**Given records**

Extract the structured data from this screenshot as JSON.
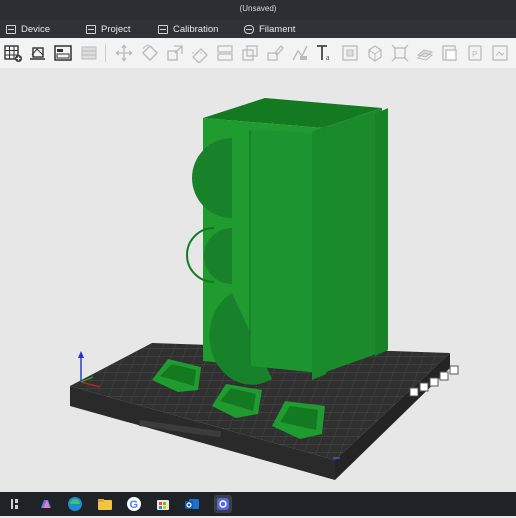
{
  "window": {
    "title": "(Unsaved)"
  },
  "menu": [
    {
      "label": "Device",
      "icon": "device-icon"
    },
    {
      "label": "Project",
      "icon": "project-icon"
    },
    {
      "label": "Calibration",
      "icon": "calibration-icon"
    },
    {
      "label": "Filament",
      "icon": "filament-icon"
    }
  ],
  "colors": {
    "model_green": "#1f9b2f",
    "model_green_dark": "#146e21",
    "bed": "#3b3b3b",
    "toolbar_bg": "#f3f3f3",
    "titlebar": "#2b2f33"
  },
  "toolbar_icons": [
    "grid-add-icon",
    "add-object-icon",
    "plate-layout-icon",
    "arrange-icon",
    "move-icon",
    "rotate-icon",
    "scale-icon",
    "cut-icon",
    "split-icon",
    "layers-icon",
    "paint-icon",
    "support-icon",
    "text-icon",
    "emboss-icon",
    "assembly-icon",
    "measure-icon",
    "boolean-icon",
    "variable-layer-icon",
    "slice-view-icon",
    "preview-icon",
    "settings-icon"
  ],
  "taskbar_icons": [
    "start-icon",
    "copilot-icon",
    "edge-icon",
    "file-explorer-icon",
    "google-chrome-icon",
    "store-icon",
    "outlook-icon",
    "bambu-studio-icon"
  ]
}
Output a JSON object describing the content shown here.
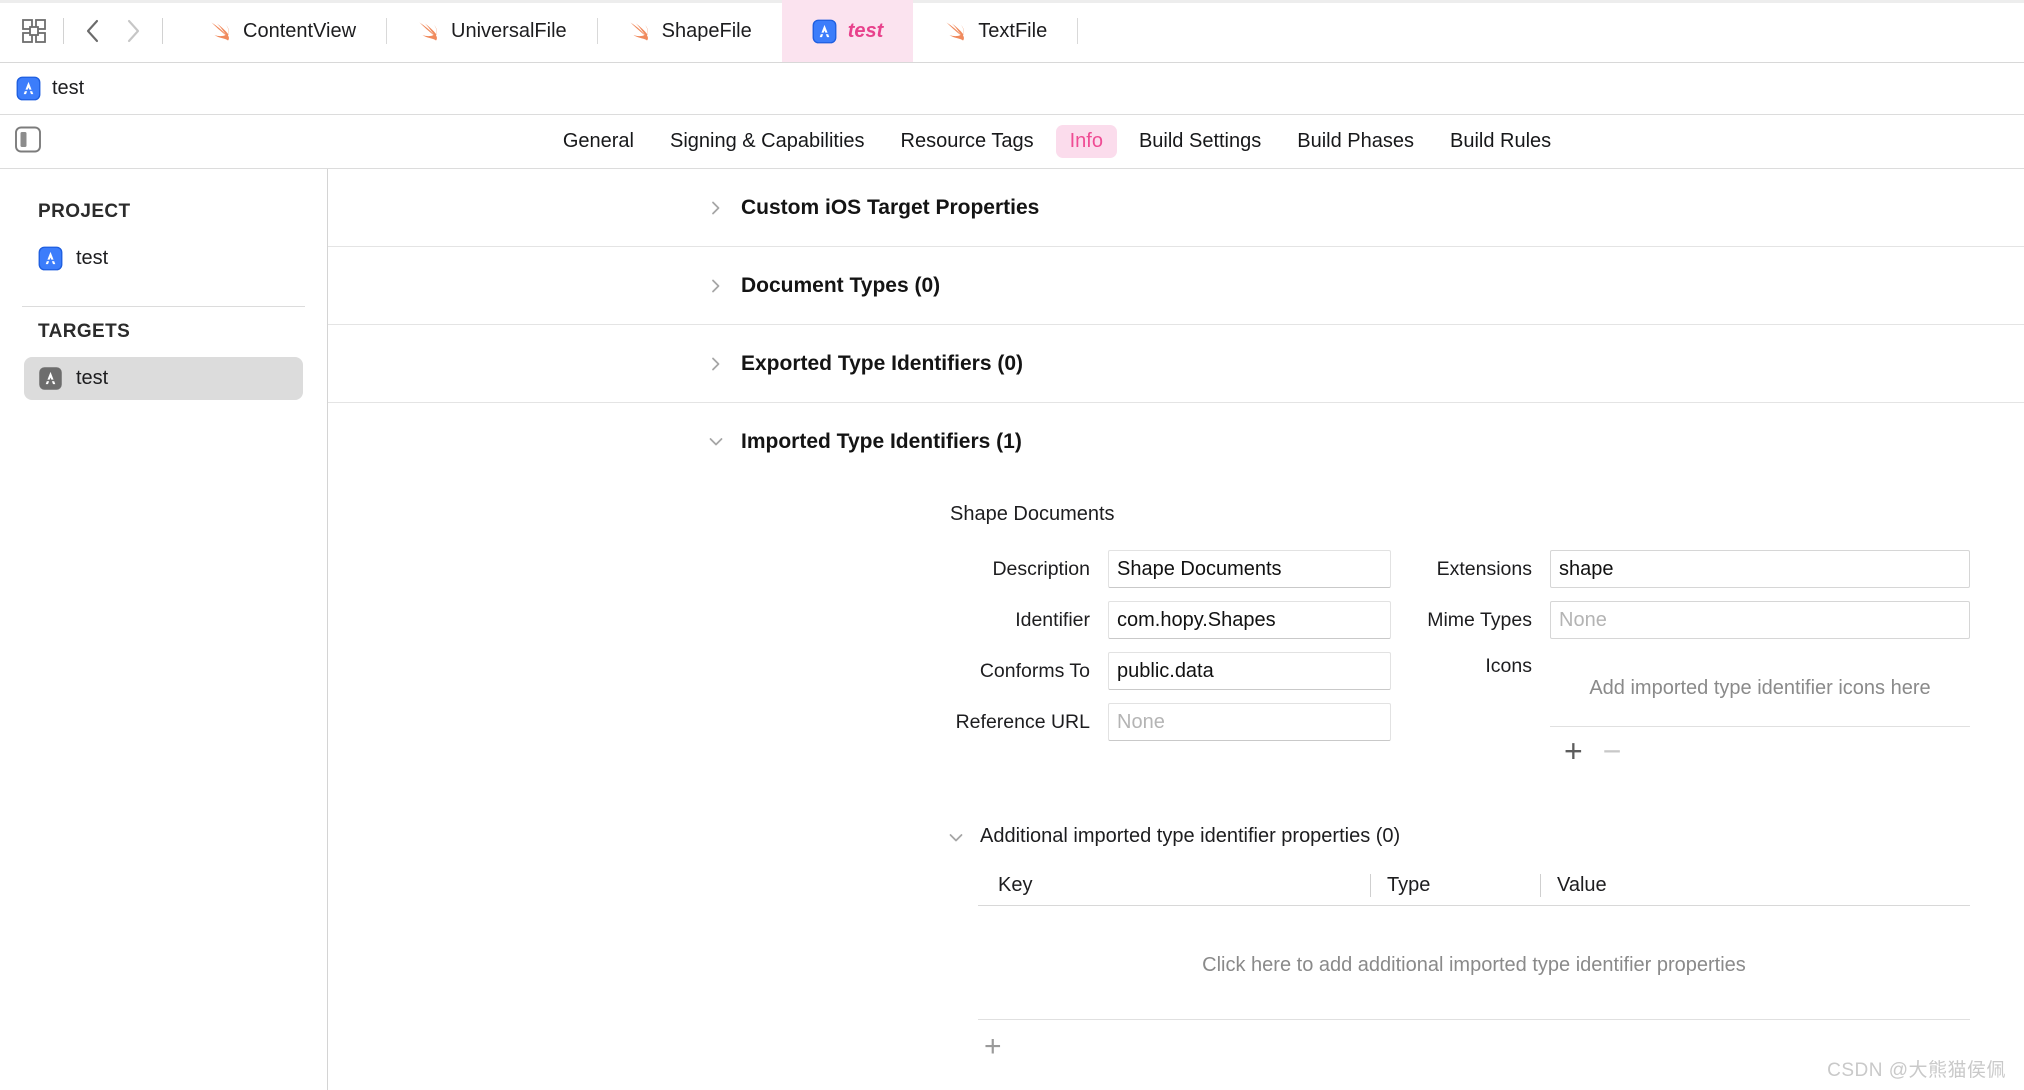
{
  "toolbar": {
    "grid_icon": "grid-icon",
    "back_icon": "chevron-left-icon",
    "forward_icon": "chevron-right-icon",
    "tabs": [
      {
        "label": "ContentView",
        "icon": "swift-icon",
        "active": false
      },
      {
        "label": "UniversalFile",
        "icon": "swift-icon",
        "active": false
      },
      {
        "label": "ShapeFile",
        "icon": "swift-icon",
        "active": false
      },
      {
        "label": "test",
        "icon": "app-icon",
        "active": true
      },
      {
        "label": "TextFile",
        "icon": "swift-icon",
        "active": false
      }
    ]
  },
  "breadcrumb": {
    "icon": "app-icon",
    "label": "test"
  },
  "editor_tabs": {
    "sidebar_toggle_icon": "sidebar-toggle-icon",
    "items": [
      {
        "label": "General",
        "active": false
      },
      {
        "label": "Signing & Capabilities",
        "active": false
      },
      {
        "label": "Resource Tags",
        "active": false
      },
      {
        "label": "Info",
        "active": true
      },
      {
        "label": "Build Settings",
        "active": false
      },
      {
        "label": "Build Phases",
        "active": false
      },
      {
        "label": "Build Rules",
        "active": false
      }
    ]
  },
  "sidebar": {
    "project_header": "PROJECT",
    "project_items": [
      {
        "label": "test",
        "icon": "app-icon-blue",
        "selected": false
      }
    ],
    "targets_header": "TARGETS",
    "target_items": [
      {
        "label": "test",
        "icon": "app-icon-gray",
        "selected": true
      }
    ]
  },
  "main": {
    "sections": [
      {
        "title": "Custom iOS Target Properties",
        "expanded": false,
        "triangle": "chevron-right-icon"
      },
      {
        "title": "Document Types (0)",
        "expanded": false,
        "triangle": "chevron-right-icon"
      },
      {
        "title": "Exported Type Identifiers (0)",
        "expanded": false,
        "triangle": "chevron-right-icon"
      },
      {
        "title": "Imported Type Identifiers (1)",
        "expanded": true,
        "triangle": "chevron-down-icon"
      }
    ],
    "imported_type": {
      "group_title": "Shape Documents",
      "left_fields": [
        {
          "label": "Description",
          "value": "Shape Documents",
          "placeholder": ""
        },
        {
          "label": "Identifier",
          "value": "com.hopy.Shapes",
          "placeholder": ""
        },
        {
          "label": "Conforms To",
          "value": "public.data",
          "placeholder": ""
        },
        {
          "label": "Reference URL",
          "value": "",
          "placeholder": "None"
        }
      ],
      "right_fields": [
        {
          "label": "Extensions",
          "value": "shape",
          "placeholder": ""
        },
        {
          "label": "Mime Types",
          "value": "",
          "placeholder": "None"
        }
      ],
      "icons_label": "Icons",
      "icons_hint": "Add imported type identifier icons here",
      "add_button": "+",
      "remove_button": "−"
    },
    "additional": {
      "triangle": "chevron-down-icon",
      "title": "Additional imported type identifier properties (0)",
      "columns": [
        "Key",
        "Type",
        "Value"
      ],
      "empty_text": "Click here to add additional imported type identifier properties",
      "add_button": "+"
    }
  },
  "watermark": "CSDN @大熊猫侯佩",
  "colors": {
    "accent_pink": "#ef4c94",
    "tab_active_bg": "#fbe3ef",
    "info_pill_bg": "#fbdcec",
    "swift_orange": "#f08a5d",
    "app_icon_blue": "#3c7dfb",
    "selected_gray": "#dcdcdc"
  }
}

**Problem**
Copy out each line in the listing that has the word "object".

**Complete response**
    "add-object-icon",
Output a JSON object describing the content shown here.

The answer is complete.